Locate each line in the records below that contains the string "gear" and copy those lines out. Matching is case-sensitive.

*** Dataset records ***

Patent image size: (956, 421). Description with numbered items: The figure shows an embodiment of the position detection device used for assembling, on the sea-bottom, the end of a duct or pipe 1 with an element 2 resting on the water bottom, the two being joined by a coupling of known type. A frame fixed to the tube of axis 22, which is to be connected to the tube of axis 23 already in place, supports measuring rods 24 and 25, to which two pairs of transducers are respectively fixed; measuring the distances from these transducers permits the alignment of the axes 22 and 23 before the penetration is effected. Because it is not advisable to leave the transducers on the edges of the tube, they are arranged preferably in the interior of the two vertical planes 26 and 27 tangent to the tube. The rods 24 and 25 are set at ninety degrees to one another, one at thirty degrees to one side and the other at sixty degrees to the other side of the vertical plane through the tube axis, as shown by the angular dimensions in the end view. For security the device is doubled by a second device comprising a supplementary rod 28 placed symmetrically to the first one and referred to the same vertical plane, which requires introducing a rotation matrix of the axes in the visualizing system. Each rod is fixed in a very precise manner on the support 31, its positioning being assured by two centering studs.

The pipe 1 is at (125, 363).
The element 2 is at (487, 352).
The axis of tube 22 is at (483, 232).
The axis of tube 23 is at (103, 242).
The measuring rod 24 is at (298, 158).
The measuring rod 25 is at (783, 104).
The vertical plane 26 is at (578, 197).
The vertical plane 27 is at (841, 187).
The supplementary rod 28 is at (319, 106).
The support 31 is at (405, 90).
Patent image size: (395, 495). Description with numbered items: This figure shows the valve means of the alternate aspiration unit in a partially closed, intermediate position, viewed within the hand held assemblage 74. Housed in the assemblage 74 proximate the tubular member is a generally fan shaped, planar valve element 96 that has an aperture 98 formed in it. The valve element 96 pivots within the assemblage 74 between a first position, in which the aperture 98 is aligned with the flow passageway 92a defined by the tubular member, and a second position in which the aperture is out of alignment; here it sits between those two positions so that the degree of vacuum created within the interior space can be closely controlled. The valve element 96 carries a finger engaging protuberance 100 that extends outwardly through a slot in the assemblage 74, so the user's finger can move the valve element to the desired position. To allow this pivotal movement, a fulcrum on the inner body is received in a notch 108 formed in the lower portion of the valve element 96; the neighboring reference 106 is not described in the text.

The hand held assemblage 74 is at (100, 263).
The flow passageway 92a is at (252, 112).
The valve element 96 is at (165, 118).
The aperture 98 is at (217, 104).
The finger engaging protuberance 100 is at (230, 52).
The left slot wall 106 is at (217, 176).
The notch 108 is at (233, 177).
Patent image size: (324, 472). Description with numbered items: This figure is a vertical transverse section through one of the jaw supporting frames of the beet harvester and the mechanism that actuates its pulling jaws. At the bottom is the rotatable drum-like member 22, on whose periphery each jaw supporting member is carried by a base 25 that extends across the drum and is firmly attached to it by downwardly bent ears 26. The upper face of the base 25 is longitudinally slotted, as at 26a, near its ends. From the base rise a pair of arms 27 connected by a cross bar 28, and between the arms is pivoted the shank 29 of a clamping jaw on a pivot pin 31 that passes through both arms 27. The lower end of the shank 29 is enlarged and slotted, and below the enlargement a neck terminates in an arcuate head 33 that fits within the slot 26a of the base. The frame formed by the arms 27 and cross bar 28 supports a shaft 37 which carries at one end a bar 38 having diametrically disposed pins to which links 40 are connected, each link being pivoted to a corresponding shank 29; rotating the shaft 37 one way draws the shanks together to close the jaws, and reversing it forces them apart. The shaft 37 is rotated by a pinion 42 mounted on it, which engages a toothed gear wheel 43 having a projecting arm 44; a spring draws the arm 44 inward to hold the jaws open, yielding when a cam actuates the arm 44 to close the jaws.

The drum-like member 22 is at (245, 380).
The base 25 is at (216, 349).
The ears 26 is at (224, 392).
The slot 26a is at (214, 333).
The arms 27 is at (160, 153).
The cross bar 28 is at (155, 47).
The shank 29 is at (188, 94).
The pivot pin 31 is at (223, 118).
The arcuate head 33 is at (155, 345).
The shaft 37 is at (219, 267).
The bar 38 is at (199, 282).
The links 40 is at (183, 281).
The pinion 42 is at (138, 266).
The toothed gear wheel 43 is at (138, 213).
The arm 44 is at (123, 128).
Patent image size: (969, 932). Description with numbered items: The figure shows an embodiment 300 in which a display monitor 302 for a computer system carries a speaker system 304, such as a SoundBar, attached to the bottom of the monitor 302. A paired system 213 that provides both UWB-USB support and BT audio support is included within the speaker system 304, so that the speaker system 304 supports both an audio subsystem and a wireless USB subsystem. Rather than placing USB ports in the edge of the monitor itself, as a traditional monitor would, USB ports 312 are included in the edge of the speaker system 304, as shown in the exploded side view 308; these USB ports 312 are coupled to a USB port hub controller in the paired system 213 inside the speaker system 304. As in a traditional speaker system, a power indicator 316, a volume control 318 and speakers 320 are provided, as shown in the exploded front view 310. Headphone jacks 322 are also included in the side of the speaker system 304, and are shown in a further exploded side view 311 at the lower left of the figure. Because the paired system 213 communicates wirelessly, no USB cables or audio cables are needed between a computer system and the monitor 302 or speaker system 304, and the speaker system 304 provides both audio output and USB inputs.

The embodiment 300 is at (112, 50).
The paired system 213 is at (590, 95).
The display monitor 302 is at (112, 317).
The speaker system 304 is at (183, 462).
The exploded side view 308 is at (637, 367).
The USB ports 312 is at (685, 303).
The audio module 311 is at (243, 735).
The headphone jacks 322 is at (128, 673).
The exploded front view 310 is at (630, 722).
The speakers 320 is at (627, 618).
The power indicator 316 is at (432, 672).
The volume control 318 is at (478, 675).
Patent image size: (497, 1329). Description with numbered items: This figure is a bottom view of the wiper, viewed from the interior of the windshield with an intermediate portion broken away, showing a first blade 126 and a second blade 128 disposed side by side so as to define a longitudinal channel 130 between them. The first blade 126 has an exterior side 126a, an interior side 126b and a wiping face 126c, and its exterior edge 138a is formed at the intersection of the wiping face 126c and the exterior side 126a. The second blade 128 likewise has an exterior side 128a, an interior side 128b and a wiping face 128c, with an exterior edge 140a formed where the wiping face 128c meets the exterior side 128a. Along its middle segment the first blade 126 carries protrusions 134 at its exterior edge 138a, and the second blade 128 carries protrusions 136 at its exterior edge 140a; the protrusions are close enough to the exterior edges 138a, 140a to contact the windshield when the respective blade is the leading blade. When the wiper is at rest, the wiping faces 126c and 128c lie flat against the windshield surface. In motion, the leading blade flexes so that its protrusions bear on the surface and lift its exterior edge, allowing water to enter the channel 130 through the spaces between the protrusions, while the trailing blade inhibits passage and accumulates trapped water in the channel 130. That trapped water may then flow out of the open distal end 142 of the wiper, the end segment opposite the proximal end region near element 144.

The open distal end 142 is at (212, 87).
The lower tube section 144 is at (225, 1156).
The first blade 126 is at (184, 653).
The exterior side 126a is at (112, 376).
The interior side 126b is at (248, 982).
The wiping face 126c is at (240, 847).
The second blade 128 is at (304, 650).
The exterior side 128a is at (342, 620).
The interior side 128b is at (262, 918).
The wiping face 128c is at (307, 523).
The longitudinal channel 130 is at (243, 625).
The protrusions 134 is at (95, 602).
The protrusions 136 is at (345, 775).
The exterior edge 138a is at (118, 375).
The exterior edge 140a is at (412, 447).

***

(Exercise answer)
Patent image size: (324, 472). Description with numbered items: This figure is a vertical transverse section through one of the jaw supporting frames of the beet harvester and the mechanism that actuates its pulling jaws. At the bottom is the rotatable drum-like member 22, on whose periphery each jaw supporting member is carried by a base 25 that extends across the drum and is firmly attached to it by downwardly bent ears 26. The upper face of the base 25 is longitudinally slotted, as at 26a, near its ends. From the base rise a pair of arms 27 connected by a cross bar 28, and between the arms is pivoted the shank 29 of a clamping jaw on a pivot pin 31 that passes through both arms 27. The lower end of the shank 29 is enlarged and slotted, and below the enlargement a neck terminates in an arcuate head 33 that fits within the slot 26a of the base. The frame formed by the arms 27 and cross bar 28 supports a shaft 37 which carries at one end a bar 38 having diametrically disposed pins to which links 40 are connected, each link being pivoted to a corresponding shank 29; rotating the shaft 37 one way draws the shanks together to close the jaws, and reversing it forces them apart. The shaft 37 is rotated by a pinion 42 mounted on it, which engages a toothed gear wheel 43 having a projecting arm 44; a spring draws the arm 44 inward to hold the jaws open, yielding when a cam actuates the arm 44 to close the jaws.
The toothed gear wheel 43 is at (138, 213).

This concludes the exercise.